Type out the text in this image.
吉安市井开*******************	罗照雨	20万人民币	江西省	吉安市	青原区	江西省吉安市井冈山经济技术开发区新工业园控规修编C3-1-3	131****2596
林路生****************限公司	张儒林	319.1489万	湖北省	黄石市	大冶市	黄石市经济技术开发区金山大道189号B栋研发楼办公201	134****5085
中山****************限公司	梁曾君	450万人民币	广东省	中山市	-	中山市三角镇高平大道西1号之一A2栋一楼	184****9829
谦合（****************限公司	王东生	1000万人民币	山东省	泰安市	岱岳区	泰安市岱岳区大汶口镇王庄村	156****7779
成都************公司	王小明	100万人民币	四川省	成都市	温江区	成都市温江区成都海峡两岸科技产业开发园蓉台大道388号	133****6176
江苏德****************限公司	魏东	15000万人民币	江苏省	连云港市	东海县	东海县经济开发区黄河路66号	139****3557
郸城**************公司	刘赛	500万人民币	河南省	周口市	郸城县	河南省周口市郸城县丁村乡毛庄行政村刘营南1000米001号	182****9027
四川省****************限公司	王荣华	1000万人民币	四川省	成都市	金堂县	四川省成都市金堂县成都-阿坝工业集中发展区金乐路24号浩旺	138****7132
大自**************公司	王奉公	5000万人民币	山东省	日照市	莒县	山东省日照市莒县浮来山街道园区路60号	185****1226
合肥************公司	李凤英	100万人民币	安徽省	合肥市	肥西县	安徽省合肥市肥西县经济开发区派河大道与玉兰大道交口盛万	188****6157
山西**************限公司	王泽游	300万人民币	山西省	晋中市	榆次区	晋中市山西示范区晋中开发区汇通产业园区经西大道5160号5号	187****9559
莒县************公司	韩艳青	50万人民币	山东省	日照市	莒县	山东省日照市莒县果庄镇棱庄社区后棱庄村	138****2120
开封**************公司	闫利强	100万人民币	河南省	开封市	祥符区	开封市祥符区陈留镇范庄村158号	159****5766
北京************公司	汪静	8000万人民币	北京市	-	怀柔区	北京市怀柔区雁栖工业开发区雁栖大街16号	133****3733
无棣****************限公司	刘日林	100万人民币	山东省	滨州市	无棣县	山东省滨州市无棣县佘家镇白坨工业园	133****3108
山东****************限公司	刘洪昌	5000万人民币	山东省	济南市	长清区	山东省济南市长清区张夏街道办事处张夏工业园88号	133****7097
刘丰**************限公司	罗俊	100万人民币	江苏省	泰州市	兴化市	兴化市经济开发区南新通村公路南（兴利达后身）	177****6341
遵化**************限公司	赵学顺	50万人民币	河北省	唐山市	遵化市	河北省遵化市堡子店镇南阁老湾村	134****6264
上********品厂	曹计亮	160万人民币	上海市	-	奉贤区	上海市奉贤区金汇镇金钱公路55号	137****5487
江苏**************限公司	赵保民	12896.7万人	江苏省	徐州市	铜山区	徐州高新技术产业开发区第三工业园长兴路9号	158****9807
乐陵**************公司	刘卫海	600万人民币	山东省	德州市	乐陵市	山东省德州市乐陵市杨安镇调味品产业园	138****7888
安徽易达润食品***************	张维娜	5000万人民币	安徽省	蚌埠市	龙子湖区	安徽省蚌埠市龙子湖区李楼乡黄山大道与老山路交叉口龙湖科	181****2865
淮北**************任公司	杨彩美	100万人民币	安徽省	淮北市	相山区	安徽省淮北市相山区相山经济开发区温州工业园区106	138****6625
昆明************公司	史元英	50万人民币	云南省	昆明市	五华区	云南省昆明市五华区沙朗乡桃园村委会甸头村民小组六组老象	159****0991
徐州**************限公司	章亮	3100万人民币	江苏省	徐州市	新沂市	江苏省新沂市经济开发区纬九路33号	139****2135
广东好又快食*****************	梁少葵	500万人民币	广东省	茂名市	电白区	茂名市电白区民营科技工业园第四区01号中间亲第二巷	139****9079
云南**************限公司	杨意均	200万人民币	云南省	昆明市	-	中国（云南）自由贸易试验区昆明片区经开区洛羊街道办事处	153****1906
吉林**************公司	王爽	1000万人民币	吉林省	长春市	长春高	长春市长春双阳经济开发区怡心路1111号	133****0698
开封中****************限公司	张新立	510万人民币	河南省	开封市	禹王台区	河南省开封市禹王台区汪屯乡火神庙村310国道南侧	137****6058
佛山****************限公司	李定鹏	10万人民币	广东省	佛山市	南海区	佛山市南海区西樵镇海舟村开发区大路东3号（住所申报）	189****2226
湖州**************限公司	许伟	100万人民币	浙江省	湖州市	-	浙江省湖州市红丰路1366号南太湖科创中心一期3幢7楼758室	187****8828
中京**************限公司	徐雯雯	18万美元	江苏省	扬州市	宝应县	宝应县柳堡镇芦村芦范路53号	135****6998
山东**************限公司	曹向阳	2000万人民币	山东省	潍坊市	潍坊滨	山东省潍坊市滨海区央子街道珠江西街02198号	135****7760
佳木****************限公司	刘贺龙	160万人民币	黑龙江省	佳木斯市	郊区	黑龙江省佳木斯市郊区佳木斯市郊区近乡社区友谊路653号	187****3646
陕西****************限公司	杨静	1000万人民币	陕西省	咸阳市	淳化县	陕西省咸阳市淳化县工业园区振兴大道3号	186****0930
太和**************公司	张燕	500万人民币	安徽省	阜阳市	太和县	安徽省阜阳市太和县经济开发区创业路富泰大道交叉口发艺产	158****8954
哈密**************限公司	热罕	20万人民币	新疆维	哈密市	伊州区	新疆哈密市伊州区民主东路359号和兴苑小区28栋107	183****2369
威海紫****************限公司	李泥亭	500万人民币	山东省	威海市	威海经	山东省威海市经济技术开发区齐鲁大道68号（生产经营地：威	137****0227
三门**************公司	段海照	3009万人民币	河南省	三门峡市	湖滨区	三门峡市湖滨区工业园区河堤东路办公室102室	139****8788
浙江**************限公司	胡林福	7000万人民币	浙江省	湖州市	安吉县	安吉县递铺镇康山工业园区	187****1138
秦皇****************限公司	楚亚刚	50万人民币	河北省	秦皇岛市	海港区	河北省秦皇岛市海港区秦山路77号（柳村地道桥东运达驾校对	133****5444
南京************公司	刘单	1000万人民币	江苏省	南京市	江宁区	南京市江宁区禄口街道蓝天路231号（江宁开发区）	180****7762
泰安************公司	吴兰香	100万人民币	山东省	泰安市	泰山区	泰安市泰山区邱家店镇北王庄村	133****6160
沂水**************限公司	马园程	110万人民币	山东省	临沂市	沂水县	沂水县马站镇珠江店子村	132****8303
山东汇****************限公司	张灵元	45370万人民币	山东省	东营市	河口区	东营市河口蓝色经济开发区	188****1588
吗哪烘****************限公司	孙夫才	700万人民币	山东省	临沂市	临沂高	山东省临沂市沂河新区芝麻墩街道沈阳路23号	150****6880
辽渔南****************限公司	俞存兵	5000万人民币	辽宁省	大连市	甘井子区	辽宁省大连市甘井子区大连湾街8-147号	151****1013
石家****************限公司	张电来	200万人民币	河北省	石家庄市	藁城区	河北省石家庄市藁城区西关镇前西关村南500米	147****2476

· · ·

- _WORK TO BE COMPLETED_: Return the entries above exactly as they appear.

- _RIGHT ANSWER_:
Type out the text in this image.
吉安市井开*******************	罗照雨	20万人民币	江西省	吉安市	青原区	江西省吉安市井冈山经济技术开发区新工业园控规修编C3-1-3	131****2596
林路生****************限公司	张儒林	319.1489万	湖北省	黄石市	大冶市	黄石市经济技术开发区金山大道189号B栋研发楼办公201	134****5085
中山****************限公司	梁曾君	450万人民币	广东省	中山市	-	中山市三角镇高平大道西1号之一A2栋一楼	184****9829
谦合（****************限公司	王东生	1000万人民币	山东省	泰安市	岱岳区	泰安市岱岳区大汶口镇王庄村	156****7779
成都************公司	王小明	100万人民币	四川省	成都市	温江区	成都市温江区成都海峡两岸科技产业开发园蓉台大道388号	133****6176
江苏德****************限公司	魏东	15000万人民币	江苏省	连云港市	东海县	东海县经济开发区黄河路66号	139****3557
郸城**************公司	刘赛	500万人民币	河南省	周口市	郸城县	河南省周口市郸城县丁村乡毛庄行政村刘营南1000米001号	182****9027
四川省****************限公司	王荣华	1000万人民币	四川省	成都市	金堂县	四川省成都市金堂县成都-阿坝工业集中发展区金乐路24号浩旺	138****7132
大自**************公司	王奉公	5000万人民币	山东省	日照市	莒县	山东省日照市莒县浮来山街道园区路60号	185****1226
合肥************公司	李凤英	100万人民币	安徽省	合肥市	肥西县	安徽省合肥市肥西县经济开发区派河大道与玉兰大道交口盛万	188****6157
山西**************限公司	王泽游	300万人民币	山西省	晋中市	榆次区	晋中市山西示范区晋中开发区汇通产业园区经西大道5160号5号	187****9559
莒县************公司	韩艳青	50万人民币	山东省	日照市	莒县	山东省日照市莒县果庄镇棱庄社区后棱庄村	138****2120
开封**************公司	闫利强	100万人民币	河南省	开封市	祥符区	开封市祥符区陈留镇范庄村158号	159****5766
北京************公司	汪静	8000万人民币	北京市	-	怀柔区	北京市怀柔区雁栖工业开发区雁栖大街16号	133****3733
无棣****************限公司	刘日林	100万人民币	山东省	滨州市	无棣县	山东省滨州市无棣县佘家镇白坨工业园	133****3108
山东****************限公司	刘洪昌	5000万人民币	山东省	济南市	长清区	山东省济南市长清区张夏街道办事处张夏工业园88号	133****7097
刘丰**************限公司	罗俊	100万人民币	江苏省	泰州市	兴化市	兴化市经济开发区南新通村公路南（兴利达后身）	177****6341
遵化**************限公司	赵学顺	50万人民币	河北省	唐山市	遵化市	河北省遵化市堡子店镇南阁老湾村	134****6264
上********品厂	曹计亮	160万人民币	上海市	-	奉贤区	上海市奉贤区金汇镇金钱公路55号	137****5487
江苏**************限公司	赵保民	12896.7万人	江苏省	徐州市	铜山区	徐州高新技术产业开发区第三工业园长兴路9号	158****9807
乐陵**************公司	刘卫海	600万人民币	山东省	德州市	乐陵市	山东省德州市乐陵市杨安镇调味品产业园	138****7888
安徽易达润食品***************	张维娜	5000万人民币	安徽省	蚌埠市	龙子湖区	安徽省蚌埠市龙子湖区李楼乡黄山大道与老山路交叉口龙湖科	181****2865
淮北**************任公司	杨彩美	100万人民币	安徽省	淮北市	相山区	安徽省淮北市相山区相山经济开发区温州工业园区106	138****6625
昆明************公司	史元英	50万人民币	云南省	昆明市	五华区	云南省昆明市五华区沙朗乡桃园村委会甸头村民小组六组老象	159****0991
徐州**************限公司	章亮	3100万人民币	江苏省	徐州市	新沂市	江苏省新沂市经济开发区纬九路33号	139****2135
广东好又快食*****************	梁少葵	500万人民币	广东省	茂名市	电白区	茂名市电白区民营科技工业园第四区01号中间亲第二巷	139****9079
云南**************限公司	杨意均	200万人民币	云南省	昆明市	-	中国（云南）自由贸易试验区昆明片区经开区洛羊街道办事处	153****1906
吉林**************公司	王爽	1000万人民币	吉林省	长春市	长春高	长春市长春双阳经济开发区怡心路1111号	133****0698
开封中****************限公司	张新立	510万人民币	河南省	开封市	禹王台区	河南省开封市禹王台区汪屯乡火神庙村310国道南侧	137****6058
佛山****************限公司	李定鹏	10万人民币	广东省	佛山市	南海区	佛山市南海区西樵镇海舟村开发区大路东3号（住所申报）	189****2226
湖州**************限公司	许伟	100万人民币	浙江省	湖州市	-	浙江省湖州市红丰路1366号南太湖科创中心一期3幢7楼758室	187****8828
中京**************限公司	徐雯雯	18万美元	江苏省	扬州市	宝应县	宝应县柳堡镇芦村芦范路53号	135****6998
山东**************限公司	曹向阳	2000万人民币	山东省	潍坊市	潍坊滨	山东省潍坊市滨海区央子街道珠江西街02198号	135****7760
佳木****************限公司	刘贺龙	160万人民币	黑龙江省	佳木斯市	郊区	黑龙江省佳木斯市郊区佳木斯市郊区近乡社区友谊路653号	187****3646
陕西****************限公司	杨静	1000万人民币	陕西省	咸阳市	淳化县	陕西省咸阳市淳化县工业园区振兴大道3号	186****0930
太和**************公司	张燕	500万人民币	安徽省	阜阳市	太和县	安徽省阜阳市太和县经济开发区创业路富泰大道交叉口发艺产	158****8954
哈密**************限公司	热罕	20万人民币	新疆维	哈密市	伊州区	新疆哈密市伊州区民主东路359号和兴苑小区28栋107	183****2369
威海紫****************限公司	李泥亭	500万人民币	山东省	威海市	威海经	山东省威海市经济技术开发区齐鲁大道68号（生产经营地：威	137****0227
三门**************公司	段海照	3009万人民币	河南省	三门峡市	湖滨区	三门峡市湖滨区工业园区河堤东路办公室102室	139****8788
浙江**************限公司	胡林福	7000万人民币	浙江省	湖州市	安吉县	安吉县递铺镇康山工业园区	187****1138
秦皇****************限公司	楚亚刚	50万人民币	河北省	秦皇岛市	海港区	河北省秦皇岛市海港区秦山路77号（柳村地道桥东运达驾校对	133****5444
南京************公司	刘单	1000万人民币	江苏省	南京市	江宁区	南京市江宁区禄口街道蓝天路231号（江宁开发区）	180****7762
泰安************公司	吴兰香	100万人民币	山东省	泰安市	泰山区	泰安市泰山区邱家店镇北王庄村	133****6160
沂水**************限公司	马园程	110万人民币	山东省	临沂市	沂水县	沂水县马站镇珠江店子村	132****8303
山东汇****************限公司	张灵元	45370万人民币	山东省	东营市	河口区	东营市河口蓝色经济开发区	188****1588
吗哪烘****************限公司	孙夫才	700万人民币	山东省	临沂市	临沂高	山东省临沂市沂河新区芝麻墩街道沈阳路23号	150****6880
辽渔南****************限公司	俞存兵	5000万人民币	辽宁省	大连市	甘井子区	辽宁省大连市甘井子区大连湾街8-147号	151****1013
石家****************限公司	张电来	200万人民币	河北省	石家庄市	藁城区	河北省石家庄市藁城区西关镇前西关村南500米	147****2476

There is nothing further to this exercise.